▶ _Aim of the exercise_: Which lines in the material below contain the word "persones"? Copy each of them.

(Records about charts and figures)
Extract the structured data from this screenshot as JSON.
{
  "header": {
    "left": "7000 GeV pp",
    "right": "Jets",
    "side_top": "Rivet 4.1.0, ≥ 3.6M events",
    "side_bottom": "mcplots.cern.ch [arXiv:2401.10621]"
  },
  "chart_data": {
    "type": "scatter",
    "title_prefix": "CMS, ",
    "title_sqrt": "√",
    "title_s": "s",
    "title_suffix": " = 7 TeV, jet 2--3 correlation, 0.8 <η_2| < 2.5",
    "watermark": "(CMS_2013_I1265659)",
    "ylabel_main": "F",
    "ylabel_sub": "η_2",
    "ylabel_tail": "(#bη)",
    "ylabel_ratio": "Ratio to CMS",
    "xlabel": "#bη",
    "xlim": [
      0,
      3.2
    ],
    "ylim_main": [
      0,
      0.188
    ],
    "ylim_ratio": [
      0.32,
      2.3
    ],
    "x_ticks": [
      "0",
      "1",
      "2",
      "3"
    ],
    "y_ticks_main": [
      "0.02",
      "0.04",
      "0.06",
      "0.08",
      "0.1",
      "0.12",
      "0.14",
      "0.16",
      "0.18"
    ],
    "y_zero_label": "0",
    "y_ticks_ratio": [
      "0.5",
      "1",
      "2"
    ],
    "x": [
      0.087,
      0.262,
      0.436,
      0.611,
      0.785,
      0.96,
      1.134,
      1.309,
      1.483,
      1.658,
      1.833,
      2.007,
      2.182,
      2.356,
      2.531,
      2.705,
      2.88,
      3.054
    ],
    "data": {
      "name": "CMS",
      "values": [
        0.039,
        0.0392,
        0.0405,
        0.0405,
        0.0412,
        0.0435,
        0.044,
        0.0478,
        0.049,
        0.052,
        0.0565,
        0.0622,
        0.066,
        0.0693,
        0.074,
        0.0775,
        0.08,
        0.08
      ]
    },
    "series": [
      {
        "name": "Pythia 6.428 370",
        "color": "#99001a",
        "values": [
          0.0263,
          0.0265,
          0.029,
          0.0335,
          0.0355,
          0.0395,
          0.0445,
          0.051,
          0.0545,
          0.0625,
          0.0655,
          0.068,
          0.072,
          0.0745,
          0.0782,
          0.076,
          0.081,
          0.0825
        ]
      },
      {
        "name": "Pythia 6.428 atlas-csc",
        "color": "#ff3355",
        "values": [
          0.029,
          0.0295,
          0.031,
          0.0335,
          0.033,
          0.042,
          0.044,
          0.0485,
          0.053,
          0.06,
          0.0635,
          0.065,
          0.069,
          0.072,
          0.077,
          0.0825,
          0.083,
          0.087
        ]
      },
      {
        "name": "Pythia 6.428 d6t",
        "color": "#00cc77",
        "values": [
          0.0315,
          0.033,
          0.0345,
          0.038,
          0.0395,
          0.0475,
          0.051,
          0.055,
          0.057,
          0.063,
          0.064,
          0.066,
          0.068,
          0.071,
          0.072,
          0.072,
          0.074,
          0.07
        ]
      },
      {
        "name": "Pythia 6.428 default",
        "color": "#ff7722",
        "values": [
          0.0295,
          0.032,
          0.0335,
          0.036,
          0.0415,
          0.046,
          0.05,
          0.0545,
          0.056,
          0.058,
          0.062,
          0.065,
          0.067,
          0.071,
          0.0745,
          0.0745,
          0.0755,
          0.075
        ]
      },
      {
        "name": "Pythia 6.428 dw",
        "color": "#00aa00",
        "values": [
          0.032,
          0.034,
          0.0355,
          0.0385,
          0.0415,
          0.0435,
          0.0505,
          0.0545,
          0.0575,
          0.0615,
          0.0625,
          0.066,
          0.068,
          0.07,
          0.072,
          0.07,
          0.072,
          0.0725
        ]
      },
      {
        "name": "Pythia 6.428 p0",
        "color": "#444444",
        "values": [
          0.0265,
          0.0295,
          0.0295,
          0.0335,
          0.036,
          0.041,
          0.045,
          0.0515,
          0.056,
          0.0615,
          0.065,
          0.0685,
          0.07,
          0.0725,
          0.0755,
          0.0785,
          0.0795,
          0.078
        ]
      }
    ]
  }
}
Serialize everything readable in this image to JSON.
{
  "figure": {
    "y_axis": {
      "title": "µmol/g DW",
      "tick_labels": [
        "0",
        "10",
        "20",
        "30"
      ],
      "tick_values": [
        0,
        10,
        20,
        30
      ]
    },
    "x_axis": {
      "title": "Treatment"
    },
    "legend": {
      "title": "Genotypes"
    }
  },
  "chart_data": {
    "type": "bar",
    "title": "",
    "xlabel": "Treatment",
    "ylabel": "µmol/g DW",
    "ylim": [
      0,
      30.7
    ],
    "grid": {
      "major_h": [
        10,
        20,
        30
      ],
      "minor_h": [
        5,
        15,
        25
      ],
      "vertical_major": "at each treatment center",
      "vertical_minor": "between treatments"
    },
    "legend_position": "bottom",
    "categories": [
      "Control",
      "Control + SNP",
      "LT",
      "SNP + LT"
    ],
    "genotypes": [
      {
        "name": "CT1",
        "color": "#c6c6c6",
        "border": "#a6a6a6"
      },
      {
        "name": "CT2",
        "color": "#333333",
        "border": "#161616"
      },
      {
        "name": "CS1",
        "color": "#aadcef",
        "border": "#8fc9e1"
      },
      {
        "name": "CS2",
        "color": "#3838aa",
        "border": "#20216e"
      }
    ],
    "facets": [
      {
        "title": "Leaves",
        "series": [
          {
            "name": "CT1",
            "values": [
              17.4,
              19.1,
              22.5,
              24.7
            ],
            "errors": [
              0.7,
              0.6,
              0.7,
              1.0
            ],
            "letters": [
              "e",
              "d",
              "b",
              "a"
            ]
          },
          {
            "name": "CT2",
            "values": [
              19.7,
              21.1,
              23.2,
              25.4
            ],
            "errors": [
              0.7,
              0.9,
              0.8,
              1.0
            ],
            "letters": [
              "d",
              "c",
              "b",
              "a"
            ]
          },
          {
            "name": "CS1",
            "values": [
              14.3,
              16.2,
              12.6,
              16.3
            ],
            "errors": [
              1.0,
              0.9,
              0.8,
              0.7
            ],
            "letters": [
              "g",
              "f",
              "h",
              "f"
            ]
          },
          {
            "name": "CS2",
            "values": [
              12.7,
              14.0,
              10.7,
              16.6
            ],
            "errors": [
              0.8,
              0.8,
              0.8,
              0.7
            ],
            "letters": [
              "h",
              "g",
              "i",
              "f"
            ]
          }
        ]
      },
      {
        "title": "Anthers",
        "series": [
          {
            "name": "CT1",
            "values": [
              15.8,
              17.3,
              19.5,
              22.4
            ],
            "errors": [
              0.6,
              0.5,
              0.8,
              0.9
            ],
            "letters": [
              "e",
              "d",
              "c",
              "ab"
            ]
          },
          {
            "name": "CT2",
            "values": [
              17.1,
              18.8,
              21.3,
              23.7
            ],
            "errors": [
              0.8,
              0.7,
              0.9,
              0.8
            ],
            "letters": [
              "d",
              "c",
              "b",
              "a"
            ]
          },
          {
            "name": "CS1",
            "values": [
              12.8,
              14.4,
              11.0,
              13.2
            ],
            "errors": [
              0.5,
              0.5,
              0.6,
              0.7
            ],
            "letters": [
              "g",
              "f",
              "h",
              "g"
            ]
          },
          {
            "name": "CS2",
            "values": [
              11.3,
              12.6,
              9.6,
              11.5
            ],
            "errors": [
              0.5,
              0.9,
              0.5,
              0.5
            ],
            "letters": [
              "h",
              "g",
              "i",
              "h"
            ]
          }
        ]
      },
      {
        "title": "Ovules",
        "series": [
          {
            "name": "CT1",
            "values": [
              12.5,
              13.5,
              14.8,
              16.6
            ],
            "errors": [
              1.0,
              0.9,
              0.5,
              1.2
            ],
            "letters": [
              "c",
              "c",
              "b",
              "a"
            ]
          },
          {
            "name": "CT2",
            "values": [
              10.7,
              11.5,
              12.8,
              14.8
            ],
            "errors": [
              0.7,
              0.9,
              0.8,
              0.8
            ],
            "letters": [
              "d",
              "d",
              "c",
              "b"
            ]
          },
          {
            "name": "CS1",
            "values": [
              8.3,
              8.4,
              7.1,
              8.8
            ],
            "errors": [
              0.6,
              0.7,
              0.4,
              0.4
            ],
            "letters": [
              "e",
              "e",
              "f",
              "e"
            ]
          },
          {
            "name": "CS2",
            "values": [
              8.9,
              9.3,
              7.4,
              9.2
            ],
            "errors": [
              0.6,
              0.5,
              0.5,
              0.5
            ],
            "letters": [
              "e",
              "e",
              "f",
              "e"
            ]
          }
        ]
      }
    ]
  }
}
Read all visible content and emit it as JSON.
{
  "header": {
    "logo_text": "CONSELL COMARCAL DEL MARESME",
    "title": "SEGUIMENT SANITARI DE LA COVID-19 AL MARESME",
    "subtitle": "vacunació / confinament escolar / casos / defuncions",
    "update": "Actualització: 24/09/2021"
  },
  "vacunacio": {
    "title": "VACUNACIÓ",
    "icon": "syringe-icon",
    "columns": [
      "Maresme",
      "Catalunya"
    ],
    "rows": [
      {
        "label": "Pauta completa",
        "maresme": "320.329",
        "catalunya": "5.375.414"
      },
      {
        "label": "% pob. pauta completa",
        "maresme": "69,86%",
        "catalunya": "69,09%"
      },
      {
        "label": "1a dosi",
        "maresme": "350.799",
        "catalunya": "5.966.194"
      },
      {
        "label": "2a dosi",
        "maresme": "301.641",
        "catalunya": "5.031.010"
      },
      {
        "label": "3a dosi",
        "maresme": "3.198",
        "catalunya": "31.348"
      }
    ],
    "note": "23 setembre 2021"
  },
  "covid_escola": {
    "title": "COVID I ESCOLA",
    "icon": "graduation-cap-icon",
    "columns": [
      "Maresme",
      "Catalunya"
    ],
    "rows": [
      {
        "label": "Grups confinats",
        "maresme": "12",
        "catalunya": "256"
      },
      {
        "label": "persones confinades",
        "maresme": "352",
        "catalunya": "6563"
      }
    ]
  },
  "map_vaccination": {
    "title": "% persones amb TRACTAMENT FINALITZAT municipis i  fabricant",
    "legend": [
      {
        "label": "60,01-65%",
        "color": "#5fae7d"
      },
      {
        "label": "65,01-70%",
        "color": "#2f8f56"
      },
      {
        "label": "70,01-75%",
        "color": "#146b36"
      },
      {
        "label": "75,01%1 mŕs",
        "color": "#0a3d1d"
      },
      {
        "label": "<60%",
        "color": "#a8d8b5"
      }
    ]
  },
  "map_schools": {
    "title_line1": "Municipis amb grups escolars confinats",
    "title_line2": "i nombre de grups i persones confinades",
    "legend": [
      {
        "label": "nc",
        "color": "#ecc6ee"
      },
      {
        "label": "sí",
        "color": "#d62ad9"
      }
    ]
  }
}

▶ _Right answer_:
        "label": "persones confinades",
    "title": "% persones amb TRACTAMENT FINALITZAT municipis i  fabricant",
    "title_line2": "i nombre de grups i persones confinades",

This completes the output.